▶ Set problem: Pull out every line with the word "this" from the entries below.

Dataset rows about figures
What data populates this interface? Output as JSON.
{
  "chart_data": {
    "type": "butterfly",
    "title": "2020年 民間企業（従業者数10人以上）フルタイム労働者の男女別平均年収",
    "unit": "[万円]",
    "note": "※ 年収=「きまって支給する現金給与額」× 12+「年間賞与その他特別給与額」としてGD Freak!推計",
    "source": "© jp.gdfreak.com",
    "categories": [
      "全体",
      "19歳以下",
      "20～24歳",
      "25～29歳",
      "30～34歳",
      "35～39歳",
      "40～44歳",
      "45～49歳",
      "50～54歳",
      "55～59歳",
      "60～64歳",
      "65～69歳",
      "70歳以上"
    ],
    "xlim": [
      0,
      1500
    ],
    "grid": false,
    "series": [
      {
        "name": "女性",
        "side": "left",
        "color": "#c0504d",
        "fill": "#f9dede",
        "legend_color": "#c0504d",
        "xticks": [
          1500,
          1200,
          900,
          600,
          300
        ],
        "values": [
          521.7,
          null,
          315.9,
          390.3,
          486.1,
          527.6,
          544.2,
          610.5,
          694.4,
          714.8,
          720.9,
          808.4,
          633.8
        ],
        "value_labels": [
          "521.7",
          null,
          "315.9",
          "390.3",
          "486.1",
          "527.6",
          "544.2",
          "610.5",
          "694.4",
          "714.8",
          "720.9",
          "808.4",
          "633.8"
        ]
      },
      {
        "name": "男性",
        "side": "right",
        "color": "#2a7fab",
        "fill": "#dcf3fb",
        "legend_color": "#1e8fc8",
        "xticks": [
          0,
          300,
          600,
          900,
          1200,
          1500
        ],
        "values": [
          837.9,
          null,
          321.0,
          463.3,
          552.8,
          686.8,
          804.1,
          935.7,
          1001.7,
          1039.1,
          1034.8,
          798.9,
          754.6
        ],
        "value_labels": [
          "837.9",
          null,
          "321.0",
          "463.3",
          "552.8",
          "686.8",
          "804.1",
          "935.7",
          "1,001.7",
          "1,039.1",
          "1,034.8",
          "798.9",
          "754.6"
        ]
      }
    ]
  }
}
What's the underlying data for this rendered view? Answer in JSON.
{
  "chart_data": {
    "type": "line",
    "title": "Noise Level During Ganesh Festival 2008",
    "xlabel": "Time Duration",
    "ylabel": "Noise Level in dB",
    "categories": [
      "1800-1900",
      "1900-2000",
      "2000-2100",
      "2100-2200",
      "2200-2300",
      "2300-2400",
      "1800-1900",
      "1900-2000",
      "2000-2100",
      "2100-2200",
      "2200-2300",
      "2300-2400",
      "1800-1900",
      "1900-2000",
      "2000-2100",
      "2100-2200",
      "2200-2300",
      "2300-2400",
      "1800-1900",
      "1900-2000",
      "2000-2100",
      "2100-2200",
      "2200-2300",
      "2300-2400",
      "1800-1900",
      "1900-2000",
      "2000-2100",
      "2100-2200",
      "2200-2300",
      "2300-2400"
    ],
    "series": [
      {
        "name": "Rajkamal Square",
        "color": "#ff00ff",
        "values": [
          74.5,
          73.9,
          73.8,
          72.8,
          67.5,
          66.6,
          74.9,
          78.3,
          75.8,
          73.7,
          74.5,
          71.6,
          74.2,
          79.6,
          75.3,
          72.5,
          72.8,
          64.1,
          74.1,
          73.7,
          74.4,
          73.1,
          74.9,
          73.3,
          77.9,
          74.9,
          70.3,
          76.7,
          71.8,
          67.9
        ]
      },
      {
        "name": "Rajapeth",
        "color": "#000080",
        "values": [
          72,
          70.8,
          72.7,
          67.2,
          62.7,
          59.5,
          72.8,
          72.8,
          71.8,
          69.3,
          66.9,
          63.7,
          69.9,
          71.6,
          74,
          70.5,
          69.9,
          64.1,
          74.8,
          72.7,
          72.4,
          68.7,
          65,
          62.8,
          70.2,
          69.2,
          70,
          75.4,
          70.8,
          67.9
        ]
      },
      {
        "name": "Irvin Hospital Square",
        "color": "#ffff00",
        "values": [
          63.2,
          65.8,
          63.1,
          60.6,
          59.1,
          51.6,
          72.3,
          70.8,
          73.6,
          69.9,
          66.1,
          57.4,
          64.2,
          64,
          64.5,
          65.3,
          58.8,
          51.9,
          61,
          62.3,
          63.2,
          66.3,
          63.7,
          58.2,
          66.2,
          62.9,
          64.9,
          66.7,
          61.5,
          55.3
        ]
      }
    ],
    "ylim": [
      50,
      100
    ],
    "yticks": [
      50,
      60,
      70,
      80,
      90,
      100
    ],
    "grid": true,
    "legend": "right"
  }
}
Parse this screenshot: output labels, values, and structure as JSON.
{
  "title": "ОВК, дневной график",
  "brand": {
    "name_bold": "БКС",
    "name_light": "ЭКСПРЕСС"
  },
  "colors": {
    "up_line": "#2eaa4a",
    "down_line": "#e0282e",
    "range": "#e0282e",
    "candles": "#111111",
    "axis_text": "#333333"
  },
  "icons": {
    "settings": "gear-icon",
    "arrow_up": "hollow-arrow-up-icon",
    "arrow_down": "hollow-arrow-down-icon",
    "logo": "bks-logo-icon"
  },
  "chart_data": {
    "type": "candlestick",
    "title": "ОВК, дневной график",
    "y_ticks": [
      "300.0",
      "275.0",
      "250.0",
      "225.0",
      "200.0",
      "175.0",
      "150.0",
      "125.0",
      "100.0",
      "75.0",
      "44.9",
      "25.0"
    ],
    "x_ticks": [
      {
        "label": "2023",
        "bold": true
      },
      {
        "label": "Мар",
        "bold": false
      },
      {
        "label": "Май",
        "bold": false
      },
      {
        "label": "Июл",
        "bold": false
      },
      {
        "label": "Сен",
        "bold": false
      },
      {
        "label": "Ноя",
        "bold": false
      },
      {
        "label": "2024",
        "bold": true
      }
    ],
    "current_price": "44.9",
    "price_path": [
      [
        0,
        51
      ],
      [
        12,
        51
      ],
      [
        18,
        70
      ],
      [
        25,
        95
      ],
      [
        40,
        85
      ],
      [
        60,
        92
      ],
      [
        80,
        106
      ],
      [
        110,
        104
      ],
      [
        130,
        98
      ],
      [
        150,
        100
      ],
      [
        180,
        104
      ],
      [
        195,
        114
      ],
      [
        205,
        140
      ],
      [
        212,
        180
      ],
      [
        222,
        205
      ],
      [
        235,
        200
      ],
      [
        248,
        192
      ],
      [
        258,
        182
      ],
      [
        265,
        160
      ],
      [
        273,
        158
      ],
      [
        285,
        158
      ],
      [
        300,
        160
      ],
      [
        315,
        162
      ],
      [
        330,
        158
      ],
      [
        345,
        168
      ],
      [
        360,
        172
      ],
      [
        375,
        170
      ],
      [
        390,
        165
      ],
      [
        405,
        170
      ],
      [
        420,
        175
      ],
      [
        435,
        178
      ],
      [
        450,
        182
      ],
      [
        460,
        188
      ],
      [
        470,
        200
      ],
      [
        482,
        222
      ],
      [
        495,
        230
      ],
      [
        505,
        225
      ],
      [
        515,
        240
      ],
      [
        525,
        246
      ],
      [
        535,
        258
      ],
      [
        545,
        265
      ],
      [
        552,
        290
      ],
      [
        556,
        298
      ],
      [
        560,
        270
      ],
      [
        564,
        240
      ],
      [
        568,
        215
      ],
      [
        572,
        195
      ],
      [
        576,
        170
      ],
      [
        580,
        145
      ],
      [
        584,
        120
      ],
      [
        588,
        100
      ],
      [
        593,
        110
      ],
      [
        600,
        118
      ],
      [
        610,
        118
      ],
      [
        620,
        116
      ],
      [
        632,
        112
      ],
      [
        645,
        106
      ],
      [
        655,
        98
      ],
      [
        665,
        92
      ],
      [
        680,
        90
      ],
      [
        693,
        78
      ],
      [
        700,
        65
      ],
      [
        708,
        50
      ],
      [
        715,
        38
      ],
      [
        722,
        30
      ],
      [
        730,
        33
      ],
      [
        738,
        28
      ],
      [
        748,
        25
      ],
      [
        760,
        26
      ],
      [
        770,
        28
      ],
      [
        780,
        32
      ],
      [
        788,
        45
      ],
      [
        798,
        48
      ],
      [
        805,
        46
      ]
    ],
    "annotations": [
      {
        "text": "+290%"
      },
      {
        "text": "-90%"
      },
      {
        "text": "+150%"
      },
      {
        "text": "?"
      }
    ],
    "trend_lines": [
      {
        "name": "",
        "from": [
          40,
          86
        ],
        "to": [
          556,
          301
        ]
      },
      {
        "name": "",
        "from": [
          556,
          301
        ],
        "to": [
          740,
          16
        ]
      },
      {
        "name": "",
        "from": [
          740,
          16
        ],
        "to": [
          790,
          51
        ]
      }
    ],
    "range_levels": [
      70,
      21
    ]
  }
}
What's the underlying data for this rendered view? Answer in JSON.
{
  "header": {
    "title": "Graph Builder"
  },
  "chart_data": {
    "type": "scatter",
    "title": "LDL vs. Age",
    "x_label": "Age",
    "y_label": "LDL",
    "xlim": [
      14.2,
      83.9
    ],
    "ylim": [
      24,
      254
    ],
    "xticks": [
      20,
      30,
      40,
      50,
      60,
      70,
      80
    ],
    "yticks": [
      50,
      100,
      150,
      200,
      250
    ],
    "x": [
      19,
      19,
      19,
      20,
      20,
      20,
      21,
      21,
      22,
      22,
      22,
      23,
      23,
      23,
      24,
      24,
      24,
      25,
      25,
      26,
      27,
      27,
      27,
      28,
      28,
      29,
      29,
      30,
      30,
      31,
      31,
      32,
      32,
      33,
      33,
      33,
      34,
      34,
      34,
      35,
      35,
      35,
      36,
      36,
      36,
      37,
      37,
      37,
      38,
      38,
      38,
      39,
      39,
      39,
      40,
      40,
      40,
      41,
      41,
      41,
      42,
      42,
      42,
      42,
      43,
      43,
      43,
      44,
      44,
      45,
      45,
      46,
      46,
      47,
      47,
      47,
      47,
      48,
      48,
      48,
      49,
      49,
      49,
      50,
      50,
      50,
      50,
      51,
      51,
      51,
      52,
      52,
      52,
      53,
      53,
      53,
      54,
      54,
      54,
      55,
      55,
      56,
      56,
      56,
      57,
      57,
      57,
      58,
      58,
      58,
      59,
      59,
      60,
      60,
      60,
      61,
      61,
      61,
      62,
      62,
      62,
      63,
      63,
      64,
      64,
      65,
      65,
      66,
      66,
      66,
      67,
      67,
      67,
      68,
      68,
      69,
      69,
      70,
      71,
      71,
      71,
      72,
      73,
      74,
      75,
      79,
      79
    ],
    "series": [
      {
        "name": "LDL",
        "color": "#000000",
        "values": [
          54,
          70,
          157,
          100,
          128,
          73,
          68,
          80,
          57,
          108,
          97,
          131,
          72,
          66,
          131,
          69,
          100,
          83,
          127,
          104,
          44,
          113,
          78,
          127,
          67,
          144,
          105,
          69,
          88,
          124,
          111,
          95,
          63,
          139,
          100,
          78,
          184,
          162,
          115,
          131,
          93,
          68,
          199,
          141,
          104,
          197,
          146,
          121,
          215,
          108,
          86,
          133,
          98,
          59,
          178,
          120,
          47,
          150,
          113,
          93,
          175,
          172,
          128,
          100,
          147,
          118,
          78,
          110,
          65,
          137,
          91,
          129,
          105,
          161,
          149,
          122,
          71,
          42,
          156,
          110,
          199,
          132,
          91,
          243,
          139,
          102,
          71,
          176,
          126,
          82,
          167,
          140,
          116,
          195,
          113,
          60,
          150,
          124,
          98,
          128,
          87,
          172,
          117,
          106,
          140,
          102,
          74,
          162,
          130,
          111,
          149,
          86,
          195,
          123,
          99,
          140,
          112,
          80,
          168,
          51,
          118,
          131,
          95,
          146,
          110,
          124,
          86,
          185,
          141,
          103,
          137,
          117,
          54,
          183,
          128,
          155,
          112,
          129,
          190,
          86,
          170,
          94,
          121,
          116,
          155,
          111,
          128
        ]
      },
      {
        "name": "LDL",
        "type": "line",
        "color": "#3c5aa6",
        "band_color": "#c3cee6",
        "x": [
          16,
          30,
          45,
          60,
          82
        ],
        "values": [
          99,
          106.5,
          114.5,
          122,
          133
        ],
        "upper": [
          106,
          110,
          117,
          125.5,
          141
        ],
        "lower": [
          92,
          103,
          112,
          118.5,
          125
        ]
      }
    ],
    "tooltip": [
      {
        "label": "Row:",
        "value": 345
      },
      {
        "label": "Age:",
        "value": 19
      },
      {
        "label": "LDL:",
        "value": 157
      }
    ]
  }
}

▶ Task response:
What data populates this interface? Output as JSON.
What's the underlying data for this rendered view? Answer in JSON.
Parse this screenshot: output labels, values, and structure as JSON.
What's the underlying data for this rendered view? Answer in JSON.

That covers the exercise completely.